> [What this task involves]
Locate the string "SSEC" in the listing below. Copy every line where it is found.

Figure content listings:
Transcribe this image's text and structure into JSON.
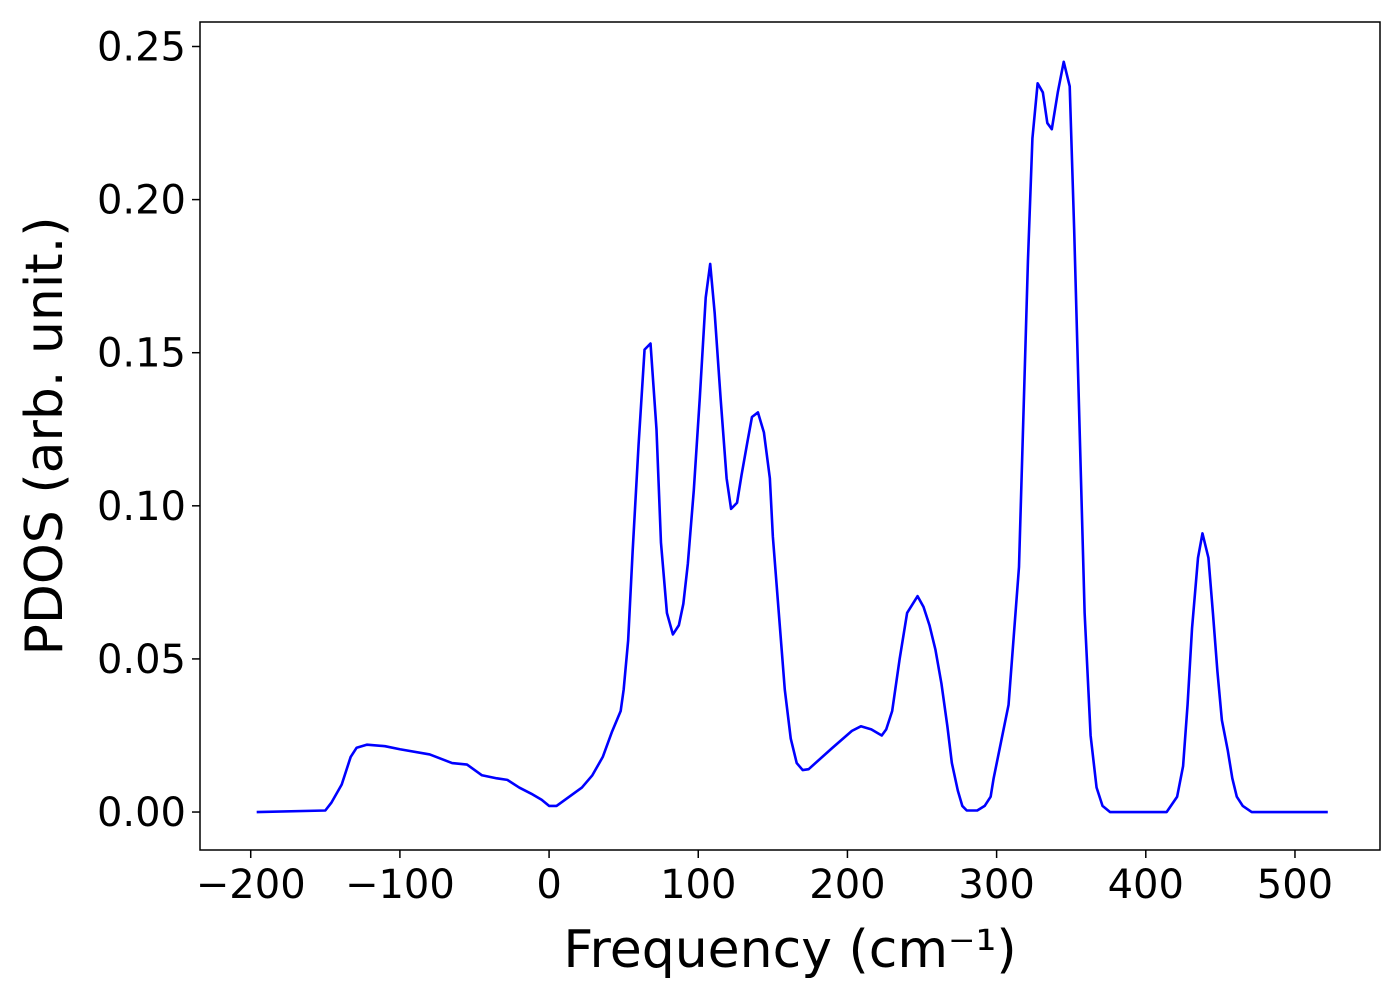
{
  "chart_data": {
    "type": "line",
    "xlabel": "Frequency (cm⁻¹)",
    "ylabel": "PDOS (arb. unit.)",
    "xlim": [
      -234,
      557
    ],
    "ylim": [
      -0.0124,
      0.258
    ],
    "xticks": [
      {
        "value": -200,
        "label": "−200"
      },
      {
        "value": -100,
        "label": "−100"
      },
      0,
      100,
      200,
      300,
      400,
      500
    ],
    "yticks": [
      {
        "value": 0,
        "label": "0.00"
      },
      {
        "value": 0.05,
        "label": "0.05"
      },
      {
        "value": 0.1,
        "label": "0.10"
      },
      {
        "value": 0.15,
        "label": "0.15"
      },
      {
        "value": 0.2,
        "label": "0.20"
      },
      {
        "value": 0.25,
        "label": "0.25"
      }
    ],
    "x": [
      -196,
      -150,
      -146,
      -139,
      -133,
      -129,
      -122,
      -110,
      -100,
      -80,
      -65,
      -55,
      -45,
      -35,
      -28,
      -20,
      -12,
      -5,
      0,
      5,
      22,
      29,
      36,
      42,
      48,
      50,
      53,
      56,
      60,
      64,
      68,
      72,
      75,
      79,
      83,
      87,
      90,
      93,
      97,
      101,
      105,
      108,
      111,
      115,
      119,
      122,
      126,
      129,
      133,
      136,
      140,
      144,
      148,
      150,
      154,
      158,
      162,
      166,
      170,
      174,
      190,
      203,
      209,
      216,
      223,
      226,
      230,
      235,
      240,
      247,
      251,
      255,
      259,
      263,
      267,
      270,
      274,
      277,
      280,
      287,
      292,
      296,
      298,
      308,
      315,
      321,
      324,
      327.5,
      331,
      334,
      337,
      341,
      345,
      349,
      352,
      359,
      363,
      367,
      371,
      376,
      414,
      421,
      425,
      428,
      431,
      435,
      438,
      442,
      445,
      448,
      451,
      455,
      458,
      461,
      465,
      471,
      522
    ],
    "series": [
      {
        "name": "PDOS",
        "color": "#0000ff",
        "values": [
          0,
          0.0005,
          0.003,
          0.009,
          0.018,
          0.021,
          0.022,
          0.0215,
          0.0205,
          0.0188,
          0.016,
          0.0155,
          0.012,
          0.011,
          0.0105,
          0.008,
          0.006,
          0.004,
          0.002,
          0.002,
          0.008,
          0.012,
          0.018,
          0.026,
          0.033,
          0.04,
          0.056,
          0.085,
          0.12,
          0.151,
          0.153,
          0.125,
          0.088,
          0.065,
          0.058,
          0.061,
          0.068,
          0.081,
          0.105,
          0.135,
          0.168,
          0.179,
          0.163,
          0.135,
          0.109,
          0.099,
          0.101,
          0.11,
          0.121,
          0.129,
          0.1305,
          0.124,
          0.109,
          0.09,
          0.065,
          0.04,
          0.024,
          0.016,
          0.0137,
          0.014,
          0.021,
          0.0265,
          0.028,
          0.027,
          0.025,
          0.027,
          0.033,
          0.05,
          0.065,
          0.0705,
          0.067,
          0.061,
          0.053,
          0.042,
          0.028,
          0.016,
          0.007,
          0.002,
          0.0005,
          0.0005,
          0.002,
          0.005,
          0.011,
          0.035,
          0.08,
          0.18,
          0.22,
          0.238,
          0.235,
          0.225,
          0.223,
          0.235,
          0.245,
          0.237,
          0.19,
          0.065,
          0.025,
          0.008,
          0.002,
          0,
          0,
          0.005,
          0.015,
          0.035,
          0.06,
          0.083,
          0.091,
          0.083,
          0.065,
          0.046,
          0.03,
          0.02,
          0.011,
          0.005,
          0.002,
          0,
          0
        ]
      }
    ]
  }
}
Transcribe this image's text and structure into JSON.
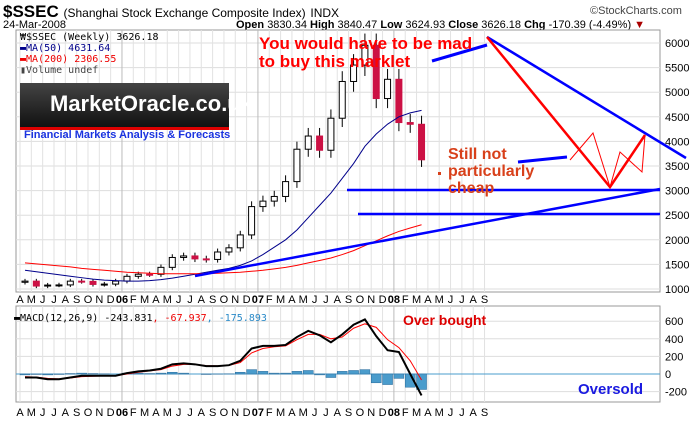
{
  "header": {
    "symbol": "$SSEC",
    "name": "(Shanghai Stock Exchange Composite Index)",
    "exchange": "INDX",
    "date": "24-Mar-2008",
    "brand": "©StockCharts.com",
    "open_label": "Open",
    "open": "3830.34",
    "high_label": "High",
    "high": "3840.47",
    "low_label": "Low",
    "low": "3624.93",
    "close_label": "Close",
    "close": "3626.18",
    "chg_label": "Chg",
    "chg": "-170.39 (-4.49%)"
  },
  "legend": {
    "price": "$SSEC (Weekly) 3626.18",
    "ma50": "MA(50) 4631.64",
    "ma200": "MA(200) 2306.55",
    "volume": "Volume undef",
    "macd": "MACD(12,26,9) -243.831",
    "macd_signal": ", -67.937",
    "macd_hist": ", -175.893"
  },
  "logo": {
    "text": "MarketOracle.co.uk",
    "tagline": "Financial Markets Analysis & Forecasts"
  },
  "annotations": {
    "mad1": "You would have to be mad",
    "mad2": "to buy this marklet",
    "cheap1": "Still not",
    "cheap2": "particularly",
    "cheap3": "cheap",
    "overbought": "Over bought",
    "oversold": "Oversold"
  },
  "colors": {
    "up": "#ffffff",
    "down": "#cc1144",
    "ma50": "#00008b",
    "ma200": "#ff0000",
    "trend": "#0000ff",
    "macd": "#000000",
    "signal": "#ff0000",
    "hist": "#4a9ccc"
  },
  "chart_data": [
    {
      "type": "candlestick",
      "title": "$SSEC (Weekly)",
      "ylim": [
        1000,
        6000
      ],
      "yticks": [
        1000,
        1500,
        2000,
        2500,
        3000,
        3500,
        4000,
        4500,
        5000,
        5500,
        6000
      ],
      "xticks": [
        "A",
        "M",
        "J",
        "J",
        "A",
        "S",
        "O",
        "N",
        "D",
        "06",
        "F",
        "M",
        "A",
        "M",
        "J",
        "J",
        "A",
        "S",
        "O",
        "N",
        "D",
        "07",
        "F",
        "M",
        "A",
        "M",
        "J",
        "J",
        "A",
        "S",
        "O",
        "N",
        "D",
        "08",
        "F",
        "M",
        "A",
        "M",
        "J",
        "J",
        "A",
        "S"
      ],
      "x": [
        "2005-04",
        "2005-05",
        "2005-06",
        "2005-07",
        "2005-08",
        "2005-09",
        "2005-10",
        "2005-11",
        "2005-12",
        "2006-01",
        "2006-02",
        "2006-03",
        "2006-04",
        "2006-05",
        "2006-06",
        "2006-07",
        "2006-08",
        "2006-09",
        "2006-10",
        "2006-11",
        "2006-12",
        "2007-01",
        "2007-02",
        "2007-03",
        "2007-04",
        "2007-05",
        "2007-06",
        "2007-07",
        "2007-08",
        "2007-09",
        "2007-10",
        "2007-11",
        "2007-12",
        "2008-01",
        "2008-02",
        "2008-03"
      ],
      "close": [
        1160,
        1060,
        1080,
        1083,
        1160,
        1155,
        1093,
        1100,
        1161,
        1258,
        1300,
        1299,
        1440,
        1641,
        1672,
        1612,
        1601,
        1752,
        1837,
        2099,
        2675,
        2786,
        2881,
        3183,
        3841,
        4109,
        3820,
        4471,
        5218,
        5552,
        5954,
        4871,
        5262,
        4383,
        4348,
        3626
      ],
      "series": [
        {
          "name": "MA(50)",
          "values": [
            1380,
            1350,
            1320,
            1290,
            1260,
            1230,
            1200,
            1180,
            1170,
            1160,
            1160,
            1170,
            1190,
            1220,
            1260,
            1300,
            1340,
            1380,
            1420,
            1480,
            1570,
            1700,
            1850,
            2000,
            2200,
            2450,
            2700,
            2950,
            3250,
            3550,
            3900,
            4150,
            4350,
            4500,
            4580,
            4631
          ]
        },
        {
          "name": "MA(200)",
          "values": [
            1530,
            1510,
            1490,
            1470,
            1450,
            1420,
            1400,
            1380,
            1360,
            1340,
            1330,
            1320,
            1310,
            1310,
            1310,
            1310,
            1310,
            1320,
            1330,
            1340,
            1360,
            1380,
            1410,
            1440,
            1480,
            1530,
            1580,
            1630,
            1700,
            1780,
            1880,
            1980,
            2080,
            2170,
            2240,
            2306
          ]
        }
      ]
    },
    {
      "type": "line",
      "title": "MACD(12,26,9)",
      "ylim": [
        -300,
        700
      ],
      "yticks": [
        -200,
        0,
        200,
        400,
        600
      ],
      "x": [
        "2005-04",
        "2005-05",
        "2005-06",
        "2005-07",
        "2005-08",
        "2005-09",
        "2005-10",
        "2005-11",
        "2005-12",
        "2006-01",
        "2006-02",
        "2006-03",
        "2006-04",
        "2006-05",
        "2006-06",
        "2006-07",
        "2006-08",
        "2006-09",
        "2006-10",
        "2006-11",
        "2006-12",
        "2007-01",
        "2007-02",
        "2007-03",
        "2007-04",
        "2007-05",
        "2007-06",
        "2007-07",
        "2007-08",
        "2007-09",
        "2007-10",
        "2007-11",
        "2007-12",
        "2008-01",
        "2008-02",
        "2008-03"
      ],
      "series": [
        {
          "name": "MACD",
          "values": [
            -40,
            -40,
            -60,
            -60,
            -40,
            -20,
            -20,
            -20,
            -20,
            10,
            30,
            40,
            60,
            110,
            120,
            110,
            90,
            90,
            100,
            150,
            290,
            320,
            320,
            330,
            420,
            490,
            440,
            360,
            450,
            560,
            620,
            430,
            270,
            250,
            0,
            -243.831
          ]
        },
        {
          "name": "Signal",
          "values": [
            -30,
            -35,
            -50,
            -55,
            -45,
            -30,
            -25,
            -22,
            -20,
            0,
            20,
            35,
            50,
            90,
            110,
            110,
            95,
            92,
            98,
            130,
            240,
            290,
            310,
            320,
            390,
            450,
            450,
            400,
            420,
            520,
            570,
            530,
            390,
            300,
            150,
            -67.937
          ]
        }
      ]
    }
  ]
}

> [Written solution]
    "symbol": "$SSEC",
    "price": "$SSEC (Weekly) 3626.18",
      "title": "$SSEC (Weekly)",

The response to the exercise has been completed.